Chronique psychologique marquante sur les traumatismes d'un reporter de guerre. Un mélo classique mais rude.
C'est un fait : Colin Farrell a mauvaise presse. Il lui est souvent reproché ses excès, son jeu plat et sans émotions. Bref, en dépit d'une carrière déjà impressionnante (Bons Baisers de Bruges et Le Nouveau Monde en tête), l'irlandais ne fait pas parti des chouchous du public et de la presse. Il va pourtant falloir s'y faire et accepter le talent du bellâtre. Preuve encore avec Eyes of War où il incarne un photographe de guerre.
Un sujet finalement original pour lequel Farrell donne de sa personne en perdant quelques vingt kilos. Eyes of War ne parle pas d'exploits ni de mérite à être sur le front pour couvrir les conflits mondiaux. Danis Tanovic, déjà réalisateur du très réussi No Man's Land, préfère se concentrer sur les traumatismes psychologiques et physiques. Finalement, c'est vrai, comment ces gens qui côtoient la mort de près, doivent garder un œil aguerri et stoïque résistent-ils face aux fantômes des victimes ? Comment se vivre normalement quand on a assisté aux déchirements de peuplades entières ? Issu d'une nouvelle de Scott Anderson, le film nous retrace le périple éprouvant de Mark, en mission avec son éternel ami David, sur le front des opérations Kurdes durant la première guerre du golfe. Si les deux compères sont des habitués de l'horreur du monde, David a vent d'autre chose. Et notamment de rentrer chez lui pour assister à la naissance de son enfant. Après avoir été blessé dans une opération tête brulée, Mark est rapatrié tandis que personne n'a de nouvelles de David.

■ À faire
1 > Selon la critique, qui a réalisé Eyes of War ?
2 > Relevez tous les titres de films mentionnés dans la critique.
3 > Prolongez la critique d'Eyes of War après sa dernière phrase, s'il vous plaît.
Les enregistrements n'entrent pas en jeu ici.

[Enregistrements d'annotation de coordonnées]
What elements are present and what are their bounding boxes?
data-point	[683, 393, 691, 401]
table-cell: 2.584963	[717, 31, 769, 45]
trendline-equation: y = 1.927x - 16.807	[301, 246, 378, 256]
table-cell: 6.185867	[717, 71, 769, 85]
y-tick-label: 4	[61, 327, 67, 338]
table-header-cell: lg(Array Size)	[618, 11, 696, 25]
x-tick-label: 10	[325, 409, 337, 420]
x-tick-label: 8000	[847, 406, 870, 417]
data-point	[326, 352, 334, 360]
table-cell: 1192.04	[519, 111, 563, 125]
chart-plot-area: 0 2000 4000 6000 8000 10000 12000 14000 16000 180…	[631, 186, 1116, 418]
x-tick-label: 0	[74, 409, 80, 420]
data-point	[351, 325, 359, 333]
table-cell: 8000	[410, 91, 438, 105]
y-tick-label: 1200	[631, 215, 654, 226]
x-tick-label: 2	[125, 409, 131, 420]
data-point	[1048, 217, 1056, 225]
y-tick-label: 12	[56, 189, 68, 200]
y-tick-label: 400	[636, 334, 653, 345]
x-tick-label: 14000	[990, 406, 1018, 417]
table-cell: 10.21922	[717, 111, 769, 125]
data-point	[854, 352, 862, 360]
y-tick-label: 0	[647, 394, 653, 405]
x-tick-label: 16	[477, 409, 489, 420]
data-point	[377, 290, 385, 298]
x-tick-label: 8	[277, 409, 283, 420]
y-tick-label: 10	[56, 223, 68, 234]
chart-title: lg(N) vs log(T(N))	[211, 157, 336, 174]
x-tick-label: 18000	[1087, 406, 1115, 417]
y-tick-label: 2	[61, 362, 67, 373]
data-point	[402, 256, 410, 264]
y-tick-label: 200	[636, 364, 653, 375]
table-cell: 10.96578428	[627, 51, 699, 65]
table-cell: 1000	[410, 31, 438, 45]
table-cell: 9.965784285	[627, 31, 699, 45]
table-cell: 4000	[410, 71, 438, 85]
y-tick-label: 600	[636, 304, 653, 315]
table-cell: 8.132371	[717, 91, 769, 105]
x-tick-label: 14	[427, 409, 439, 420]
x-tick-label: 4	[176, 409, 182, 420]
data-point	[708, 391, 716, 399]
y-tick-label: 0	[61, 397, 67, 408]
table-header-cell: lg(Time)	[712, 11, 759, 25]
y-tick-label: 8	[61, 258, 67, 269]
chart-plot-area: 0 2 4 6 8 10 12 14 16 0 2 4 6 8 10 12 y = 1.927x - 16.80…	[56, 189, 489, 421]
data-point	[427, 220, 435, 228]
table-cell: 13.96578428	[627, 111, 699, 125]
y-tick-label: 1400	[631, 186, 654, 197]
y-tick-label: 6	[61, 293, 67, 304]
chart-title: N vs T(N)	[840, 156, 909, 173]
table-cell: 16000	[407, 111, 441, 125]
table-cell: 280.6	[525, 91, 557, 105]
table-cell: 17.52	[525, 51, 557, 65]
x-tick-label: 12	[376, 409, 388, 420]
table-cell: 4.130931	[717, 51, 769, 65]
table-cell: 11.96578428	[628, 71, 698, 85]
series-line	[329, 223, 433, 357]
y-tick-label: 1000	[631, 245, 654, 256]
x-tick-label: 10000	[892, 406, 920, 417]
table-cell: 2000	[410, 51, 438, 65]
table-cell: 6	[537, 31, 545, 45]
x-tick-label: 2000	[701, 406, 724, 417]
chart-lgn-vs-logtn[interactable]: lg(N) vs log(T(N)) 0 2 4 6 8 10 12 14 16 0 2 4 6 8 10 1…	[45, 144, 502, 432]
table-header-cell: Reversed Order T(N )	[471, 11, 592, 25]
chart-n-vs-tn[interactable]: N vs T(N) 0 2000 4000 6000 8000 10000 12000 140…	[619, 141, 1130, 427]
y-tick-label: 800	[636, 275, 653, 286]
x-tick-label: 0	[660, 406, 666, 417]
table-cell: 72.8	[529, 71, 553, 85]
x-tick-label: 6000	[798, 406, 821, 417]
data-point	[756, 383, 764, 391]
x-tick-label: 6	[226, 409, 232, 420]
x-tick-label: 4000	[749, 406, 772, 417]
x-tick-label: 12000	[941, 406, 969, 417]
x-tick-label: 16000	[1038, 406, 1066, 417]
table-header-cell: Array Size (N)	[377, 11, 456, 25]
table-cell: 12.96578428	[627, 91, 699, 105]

■ Réponses
1 > Danis Tanovic.

2 > Bons Baisers de Bruges, Le Nouveau Monde, Eyes of War, No Man's Land

3 >
La première partie du film se concentre sur l'horreur de la guerre, au milieu de décors si beaux. Là bas, les photographes découvrent le Triage, un hôpital de guerre où l'on abat les blessés graves à l'arme à feu. Tanovic saisit très bien cette ambiance d'horreur permanente et de choix inéluctables. Au moment d'être rapatrié après sa grave blessure, Mark lance même non sans ironie « merci pour l'accueil ». C'est dans son second segment (environ les 2/3 du film) qu'Eyes of War dévoile toute sa force. Les blessures physiques et psychologiques de Mark/Farrell se corrèlent à la disparition de David. Trame à la fois complexe et simple pour ce mélo intelligent. On pourrait lui reprocher quelques approches un peu faciles. Comme la scène d'entrée de Christopher Lee où, par un didactisme appuyé, on nous explique qu'il fut une sorte de psychologue pour criminels de guerre.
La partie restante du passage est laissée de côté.